» **GIVEN REQUEST**:
Pull out every line in the data that has the string "Reine" in it.
----------
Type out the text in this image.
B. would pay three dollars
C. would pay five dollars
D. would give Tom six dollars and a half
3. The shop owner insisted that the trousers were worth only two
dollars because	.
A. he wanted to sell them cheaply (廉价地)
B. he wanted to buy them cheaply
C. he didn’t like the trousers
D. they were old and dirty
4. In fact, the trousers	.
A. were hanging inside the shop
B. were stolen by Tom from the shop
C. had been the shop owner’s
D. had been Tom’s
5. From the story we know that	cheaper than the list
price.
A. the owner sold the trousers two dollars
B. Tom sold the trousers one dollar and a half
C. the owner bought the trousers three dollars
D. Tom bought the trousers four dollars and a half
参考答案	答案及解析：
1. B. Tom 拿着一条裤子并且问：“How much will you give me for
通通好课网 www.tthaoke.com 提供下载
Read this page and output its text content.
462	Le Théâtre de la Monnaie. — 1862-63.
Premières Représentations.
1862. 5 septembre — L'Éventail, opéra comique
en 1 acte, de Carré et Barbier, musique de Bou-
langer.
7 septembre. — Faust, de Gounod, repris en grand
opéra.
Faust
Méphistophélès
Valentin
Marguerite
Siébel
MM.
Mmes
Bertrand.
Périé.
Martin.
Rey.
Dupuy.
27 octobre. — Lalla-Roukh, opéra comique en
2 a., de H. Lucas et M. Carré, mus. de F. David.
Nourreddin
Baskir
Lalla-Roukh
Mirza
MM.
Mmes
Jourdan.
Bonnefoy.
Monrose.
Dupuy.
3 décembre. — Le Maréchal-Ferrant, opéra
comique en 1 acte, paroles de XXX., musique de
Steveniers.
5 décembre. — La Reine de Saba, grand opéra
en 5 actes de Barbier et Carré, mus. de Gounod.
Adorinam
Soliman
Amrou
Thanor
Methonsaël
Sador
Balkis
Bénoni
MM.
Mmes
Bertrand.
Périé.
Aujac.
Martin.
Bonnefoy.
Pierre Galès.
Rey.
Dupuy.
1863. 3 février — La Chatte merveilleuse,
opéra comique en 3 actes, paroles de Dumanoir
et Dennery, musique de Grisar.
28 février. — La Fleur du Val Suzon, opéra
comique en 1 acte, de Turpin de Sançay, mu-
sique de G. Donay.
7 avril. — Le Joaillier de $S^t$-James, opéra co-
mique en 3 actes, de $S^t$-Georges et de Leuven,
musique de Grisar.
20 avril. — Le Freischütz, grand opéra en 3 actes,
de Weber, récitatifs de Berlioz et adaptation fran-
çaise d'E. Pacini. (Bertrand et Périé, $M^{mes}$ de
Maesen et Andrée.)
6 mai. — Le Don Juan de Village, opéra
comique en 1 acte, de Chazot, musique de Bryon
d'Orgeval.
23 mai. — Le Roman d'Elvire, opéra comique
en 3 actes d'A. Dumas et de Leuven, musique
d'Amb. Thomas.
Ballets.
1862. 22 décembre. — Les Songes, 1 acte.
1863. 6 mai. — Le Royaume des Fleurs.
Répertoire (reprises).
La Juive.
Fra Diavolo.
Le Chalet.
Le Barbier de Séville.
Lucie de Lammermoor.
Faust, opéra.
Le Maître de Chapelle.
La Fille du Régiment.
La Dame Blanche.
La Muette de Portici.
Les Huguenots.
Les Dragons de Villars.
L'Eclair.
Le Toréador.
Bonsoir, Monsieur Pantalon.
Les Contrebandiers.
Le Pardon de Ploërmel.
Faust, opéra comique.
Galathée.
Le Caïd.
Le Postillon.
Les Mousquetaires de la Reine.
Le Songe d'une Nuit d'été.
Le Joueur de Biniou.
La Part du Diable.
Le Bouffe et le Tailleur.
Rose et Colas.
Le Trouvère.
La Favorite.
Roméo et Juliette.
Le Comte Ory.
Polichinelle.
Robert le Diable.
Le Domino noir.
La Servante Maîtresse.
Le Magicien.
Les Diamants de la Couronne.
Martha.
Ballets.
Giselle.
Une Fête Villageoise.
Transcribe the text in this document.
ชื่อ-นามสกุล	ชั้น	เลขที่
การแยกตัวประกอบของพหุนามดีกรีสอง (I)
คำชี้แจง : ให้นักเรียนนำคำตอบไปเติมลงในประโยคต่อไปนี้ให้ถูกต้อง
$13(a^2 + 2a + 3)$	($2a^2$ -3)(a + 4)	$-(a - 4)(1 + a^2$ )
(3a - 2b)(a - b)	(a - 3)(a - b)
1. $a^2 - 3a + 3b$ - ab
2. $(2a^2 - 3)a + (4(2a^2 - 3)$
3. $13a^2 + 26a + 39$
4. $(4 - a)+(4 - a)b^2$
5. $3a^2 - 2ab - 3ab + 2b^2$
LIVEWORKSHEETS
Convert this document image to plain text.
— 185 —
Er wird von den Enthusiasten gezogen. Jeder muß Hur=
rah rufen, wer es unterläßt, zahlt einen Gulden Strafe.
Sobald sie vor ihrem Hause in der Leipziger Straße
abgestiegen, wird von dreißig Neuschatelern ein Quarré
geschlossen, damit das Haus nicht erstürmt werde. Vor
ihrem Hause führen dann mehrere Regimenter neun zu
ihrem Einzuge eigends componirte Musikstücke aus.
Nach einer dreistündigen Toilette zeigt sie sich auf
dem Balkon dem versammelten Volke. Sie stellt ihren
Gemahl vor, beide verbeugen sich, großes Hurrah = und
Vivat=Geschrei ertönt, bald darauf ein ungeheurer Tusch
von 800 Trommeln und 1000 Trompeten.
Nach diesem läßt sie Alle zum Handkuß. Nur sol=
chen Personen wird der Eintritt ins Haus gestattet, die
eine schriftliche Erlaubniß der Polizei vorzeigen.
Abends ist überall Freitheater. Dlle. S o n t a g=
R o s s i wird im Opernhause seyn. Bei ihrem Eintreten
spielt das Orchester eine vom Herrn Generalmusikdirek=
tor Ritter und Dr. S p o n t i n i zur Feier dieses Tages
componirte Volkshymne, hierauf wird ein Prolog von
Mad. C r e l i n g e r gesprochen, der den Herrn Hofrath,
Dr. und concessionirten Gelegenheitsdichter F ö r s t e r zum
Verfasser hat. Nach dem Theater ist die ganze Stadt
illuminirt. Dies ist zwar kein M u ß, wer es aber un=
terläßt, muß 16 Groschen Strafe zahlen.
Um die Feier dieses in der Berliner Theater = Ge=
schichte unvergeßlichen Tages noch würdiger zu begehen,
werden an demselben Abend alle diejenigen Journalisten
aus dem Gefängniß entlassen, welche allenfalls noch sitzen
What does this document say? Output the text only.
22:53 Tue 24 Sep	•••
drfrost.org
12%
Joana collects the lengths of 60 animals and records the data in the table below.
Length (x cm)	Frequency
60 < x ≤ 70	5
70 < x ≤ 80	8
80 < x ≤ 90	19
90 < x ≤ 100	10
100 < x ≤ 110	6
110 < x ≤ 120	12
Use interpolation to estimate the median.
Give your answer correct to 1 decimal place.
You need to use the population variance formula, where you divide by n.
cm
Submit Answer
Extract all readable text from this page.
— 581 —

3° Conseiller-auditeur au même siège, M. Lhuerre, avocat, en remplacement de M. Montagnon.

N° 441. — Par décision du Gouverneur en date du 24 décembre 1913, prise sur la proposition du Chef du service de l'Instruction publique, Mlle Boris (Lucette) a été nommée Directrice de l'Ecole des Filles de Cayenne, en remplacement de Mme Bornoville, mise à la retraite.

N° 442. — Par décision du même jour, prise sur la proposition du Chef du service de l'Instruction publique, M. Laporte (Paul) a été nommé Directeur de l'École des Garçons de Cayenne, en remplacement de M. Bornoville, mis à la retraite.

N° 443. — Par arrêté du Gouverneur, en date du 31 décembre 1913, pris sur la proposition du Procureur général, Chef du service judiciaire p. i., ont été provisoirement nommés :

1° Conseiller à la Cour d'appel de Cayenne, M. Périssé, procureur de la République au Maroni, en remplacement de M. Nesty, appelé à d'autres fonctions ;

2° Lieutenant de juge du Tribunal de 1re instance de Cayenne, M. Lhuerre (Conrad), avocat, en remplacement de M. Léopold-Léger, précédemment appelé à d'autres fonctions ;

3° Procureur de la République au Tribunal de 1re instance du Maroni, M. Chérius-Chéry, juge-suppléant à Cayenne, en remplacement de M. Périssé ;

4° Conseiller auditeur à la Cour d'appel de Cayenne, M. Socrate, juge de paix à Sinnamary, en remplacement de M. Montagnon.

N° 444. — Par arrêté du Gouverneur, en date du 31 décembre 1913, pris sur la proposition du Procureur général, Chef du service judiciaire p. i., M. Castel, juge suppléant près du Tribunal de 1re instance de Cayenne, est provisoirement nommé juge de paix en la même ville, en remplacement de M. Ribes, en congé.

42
----------
» **RESPONSE TO THIS EXERCISE**:
5 décembre. — La Reine de Saba, grand opéra
Les Mousquetaires de la Reine.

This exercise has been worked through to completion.